WORK TO COMPLETE | Retype the data exactly, leaving nothing out.

+---+

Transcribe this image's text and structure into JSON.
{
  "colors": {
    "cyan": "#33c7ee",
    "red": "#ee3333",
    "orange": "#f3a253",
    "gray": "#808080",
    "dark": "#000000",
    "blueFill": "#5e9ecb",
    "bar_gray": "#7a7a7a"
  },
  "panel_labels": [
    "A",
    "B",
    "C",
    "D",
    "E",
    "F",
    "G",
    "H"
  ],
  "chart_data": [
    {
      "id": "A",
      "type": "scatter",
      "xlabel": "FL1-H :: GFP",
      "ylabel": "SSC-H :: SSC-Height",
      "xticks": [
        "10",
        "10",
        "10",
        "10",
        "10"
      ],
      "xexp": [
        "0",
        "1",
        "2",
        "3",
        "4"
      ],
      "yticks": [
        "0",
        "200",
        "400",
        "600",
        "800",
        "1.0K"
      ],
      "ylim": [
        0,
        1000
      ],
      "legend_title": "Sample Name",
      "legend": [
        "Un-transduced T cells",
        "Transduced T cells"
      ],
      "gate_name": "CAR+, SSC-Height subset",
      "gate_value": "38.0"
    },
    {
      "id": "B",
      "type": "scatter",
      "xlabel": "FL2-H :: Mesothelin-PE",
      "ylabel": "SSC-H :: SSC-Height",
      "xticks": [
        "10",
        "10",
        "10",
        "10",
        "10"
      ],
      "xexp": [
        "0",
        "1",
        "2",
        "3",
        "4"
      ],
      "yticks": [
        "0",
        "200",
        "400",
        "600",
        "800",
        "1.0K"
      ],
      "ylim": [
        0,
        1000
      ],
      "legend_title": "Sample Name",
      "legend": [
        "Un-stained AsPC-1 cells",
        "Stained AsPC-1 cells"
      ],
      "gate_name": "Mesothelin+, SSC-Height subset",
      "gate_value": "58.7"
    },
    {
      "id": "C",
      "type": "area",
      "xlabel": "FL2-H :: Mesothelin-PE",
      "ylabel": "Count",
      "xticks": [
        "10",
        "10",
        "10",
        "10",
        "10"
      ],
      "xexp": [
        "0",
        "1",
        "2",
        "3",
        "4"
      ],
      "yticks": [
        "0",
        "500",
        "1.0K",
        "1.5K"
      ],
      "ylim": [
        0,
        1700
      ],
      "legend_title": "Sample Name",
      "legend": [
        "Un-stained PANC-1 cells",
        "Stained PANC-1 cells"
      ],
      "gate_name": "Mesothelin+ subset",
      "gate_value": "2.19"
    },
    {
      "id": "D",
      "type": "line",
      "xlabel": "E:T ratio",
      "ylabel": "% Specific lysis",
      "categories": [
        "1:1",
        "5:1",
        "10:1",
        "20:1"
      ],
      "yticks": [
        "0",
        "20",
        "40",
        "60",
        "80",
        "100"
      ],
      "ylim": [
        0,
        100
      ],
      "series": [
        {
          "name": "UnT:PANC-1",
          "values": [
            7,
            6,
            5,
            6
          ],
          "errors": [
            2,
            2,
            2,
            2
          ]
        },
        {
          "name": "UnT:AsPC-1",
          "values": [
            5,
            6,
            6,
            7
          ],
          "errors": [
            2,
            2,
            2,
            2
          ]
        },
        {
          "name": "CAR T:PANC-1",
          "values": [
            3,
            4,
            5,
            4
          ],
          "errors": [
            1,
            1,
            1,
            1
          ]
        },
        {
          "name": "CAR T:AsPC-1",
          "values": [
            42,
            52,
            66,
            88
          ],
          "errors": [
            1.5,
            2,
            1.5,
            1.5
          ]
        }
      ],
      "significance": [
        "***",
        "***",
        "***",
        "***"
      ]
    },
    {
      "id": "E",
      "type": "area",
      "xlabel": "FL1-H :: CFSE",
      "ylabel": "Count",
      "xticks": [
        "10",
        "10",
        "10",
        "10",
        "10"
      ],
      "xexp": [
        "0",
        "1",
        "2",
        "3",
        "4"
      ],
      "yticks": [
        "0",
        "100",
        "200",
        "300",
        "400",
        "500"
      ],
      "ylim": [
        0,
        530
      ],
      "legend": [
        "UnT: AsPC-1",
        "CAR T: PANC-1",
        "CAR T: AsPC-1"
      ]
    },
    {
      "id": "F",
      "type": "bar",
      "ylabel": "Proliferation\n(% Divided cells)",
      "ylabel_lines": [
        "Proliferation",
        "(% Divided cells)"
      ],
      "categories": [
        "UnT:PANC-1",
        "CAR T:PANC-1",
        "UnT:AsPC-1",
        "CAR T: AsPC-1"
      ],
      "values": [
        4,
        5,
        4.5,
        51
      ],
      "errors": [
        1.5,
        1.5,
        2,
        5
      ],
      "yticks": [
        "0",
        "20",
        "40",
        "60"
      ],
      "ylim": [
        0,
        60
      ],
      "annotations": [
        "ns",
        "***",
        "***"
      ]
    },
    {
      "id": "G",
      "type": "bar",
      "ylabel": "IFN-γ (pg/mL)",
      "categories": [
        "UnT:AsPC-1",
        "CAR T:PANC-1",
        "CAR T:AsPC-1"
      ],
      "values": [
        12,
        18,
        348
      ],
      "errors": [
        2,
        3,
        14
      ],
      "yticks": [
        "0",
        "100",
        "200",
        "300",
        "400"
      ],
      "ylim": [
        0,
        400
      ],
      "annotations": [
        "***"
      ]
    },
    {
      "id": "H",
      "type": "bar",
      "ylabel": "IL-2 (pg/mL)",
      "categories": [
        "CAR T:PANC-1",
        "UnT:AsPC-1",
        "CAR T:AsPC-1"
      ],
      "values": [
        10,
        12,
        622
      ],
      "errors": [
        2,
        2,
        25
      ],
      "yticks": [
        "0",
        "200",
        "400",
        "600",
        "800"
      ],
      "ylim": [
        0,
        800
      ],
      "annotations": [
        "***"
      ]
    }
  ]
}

+---+

EXERCISE RESPONSE |
Transcribe this image's text and structure into JSON.
{
  "colors": {
    "cyan": "#33c7ee",
    "red": "#ee3333",
    "orange": "#f3a253",
    "gray": "#808080",
    "dark": "#000000",
    "blueFill": "#5e9ecb",
    "bar_gray": "#7a7a7a"
  },
  "panel_labels": [
    "A",
    "B",
    "C",
    "D",
    "E",
    "F",
    "G",
    "H"
  ],
  "chart_data": [
    {
      "id": "A",
      "type": "scatter",
      "xlabel": "FL1-H :: GFP",
      "ylabel": "SSC-H :: SSC-Height",
      "xticks": [
        "10",
        "10",
        "10",
        "10",
        "10"
      ],
      "xexp": [
        "0",
        "1",
        "2",
        "3",
        "4"
      ],
      "yticks": [
        "0",
        "200",
        "400",
        "600",
        "800",
        "1.0K"
      ],
      "ylim": [
        0,
        1000
      ],
      "legend_title": "Sample Name",
      "legend": [
        "Un-transduced T cells",
        "Transduced T cells"
      ],
      "gate_name": "CAR+, SSC-Height subset",
      "gate_value": "38.0"
    },
    {
      "id": "B",
      "type": "scatter",
      "xlabel": "FL2-H :: Mesothelin-PE",
      "ylabel": "SSC-H :: SSC-Height",
      "xticks": [
        "10",
        "10",
        "10",
        "10",
        "10"
      ],
      "xexp": [
        "0",
        "1",
        "2",
        "3",
        "4"
      ],
      "yticks": [
        "0",
        "200",
        "400",
        "600",
        "800",
        "1.0K"
      ],
      "ylim": [
        0,
        1000
      ],
      "legend_title": "Sample Name",
      "legend": [
        "Un-stained AsPC-1 cells",
        "Stained AsPC-1 cells"
      ],
      "gate_name": "Mesothelin+, SSC-Height subset",
      "gate_value": "58.7"
    },
    {
      "id": "C",
      "type": "area",
      "xlabel": "FL2-H :: Mesothelin-PE",
      "ylabel": "Count",
      "xticks": [
        "10",
        "10",
        "10",
        "10",
        "10"
      ],
      "xexp": [
        "0",
        "1",
        "2",
        "3",
        "4"
      ],
      "yticks": [
        "0",
        "500",
        "1.0K",
        "1.5K"
      ],
      "ylim": [
        0,
        1700
      ],
      "legend_title": "Sample Name",
      "legend": [
        "Un-stained PANC-1 cells",
        "Stained PANC-1 cells"
      ],
      "gate_name": "Mesothelin+ subset",
      "gate_value": "2.19"
    },
    {
      "id": "D",
      "type": "line",
      "xlabel": "E:T ratio",
      "ylabel": "% Specific lysis",
      "categories": [
        "1:1",
        "5:1",
        "10:1",
        "20:1"
      ],
      "yticks": [
        "0",
        "20",
        "40",
        "60",
        "80",
        "100"
      ],
      "ylim": [
        0,
        100
      ],
      "series": [
        {
          "name": "UnT:PANC-1",
          "values": [
            7,
            6,
            5,
            6
          ],
          "errors": [
            2,
            2,
            2,
            2
          ]
        },
        {
          "name": "UnT:AsPC-1",
          "values": [
            5,
            6,
            6,
            7
          ],
          "errors": [
            2,
            2,
            2,
            2
          ]
        },
        {
          "name": "CAR T:PANC-1",
          "values": [
            3,
            4,
            5,
            4
          ],
          "errors": [
            1,
            1,
            1,
            1
          ]
        },
        {
          "name": "CAR T:AsPC-1",
          "values": [
            42,
            52,
            66,
            88
          ],
          "errors": [
            1.5,
            2,
            1.5,
            1.5
          ]
        }
      ],
      "significance": [
        "***",
        "***",
        "***",
        "***"
      ]
    },
    {
      "id": "E",
      "type": "area",
      "xlabel": "FL1-H :: CFSE",
      "ylabel": "Count",
      "xticks": [
        "10",
        "10",
        "10",
        "10",
        "10"
      ],
      "xexp": [
        "0",
        "1",
        "2",
        "3",
        "4"
      ],
      "yticks": [
        "0",
        "100",
        "200",
        "300",
        "400",
        "500"
      ],
      "ylim": [
        0,
        530
      ],
      "legend": [
        "UnT: AsPC-1",
        "CAR T: PANC-1",
        "CAR T: AsPC-1"
      ]
    },
    {
      "id": "F",
      "type": "bar",
      "ylabel": "Proliferation\n(% Divided cells)",
      "ylabel_lines": [
        "Proliferation",
        "(% Divided cells)"
      ],
      "categories": [
        "UnT:PANC-1",
        "CAR T:PANC-1",
        "UnT:AsPC-1",
        "CAR T: AsPC-1"
      ],
      "values": [
        4,
        5,
        4.5,
        51
      ],
      "errors": [
        1.5,
        1.5,
        2,
        5
      ],
      "yticks": [
        "0",
        "20",
        "40",
        "60"
      ],
      "ylim": [
        0,
        60
      ],
      "annotations": [
        "ns",
        "***",
        "***"
      ]
    },
    {
      "id": "G",
      "type": "bar",
      "ylabel": "IFN-γ (pg/mL)",
      "categories": [
        "UnT:AsPC-1",
        "CAR T:PANC-1",
        "CAR T:AsPC-1"
      ],
      "values": [
        12,
        18,
        348
      ],
      "errors": [
        2,
        3,
        14
      ],
      "yticks": [
        "0",
        "100",
        "200",
        "300",
        "400"
      ],
      "ylim": [
        0,
        400
      ],
      "annotations": [
        "***"
      ]
    },
    {
      "id": "H",
      "type": "bar",
      "ylabel": "IL-2 (pg/mL)",
      "categories": [
        "CAR T:PANC-1",
        "UnT:AsPC-1",
        "CAR T:AsPC-1"
      ],
      "values": [
        10,
        12,
        622
      ],
      "errors": [
        2,
        2,
        25
      ],
      "yticks": [
        "0",
        "200",
        "400",
        "600",
        "800"
      ],
      "ylim": [
        0,
        800
      ],
      "annotations": [
        "***"
      ]
    }
  ]
}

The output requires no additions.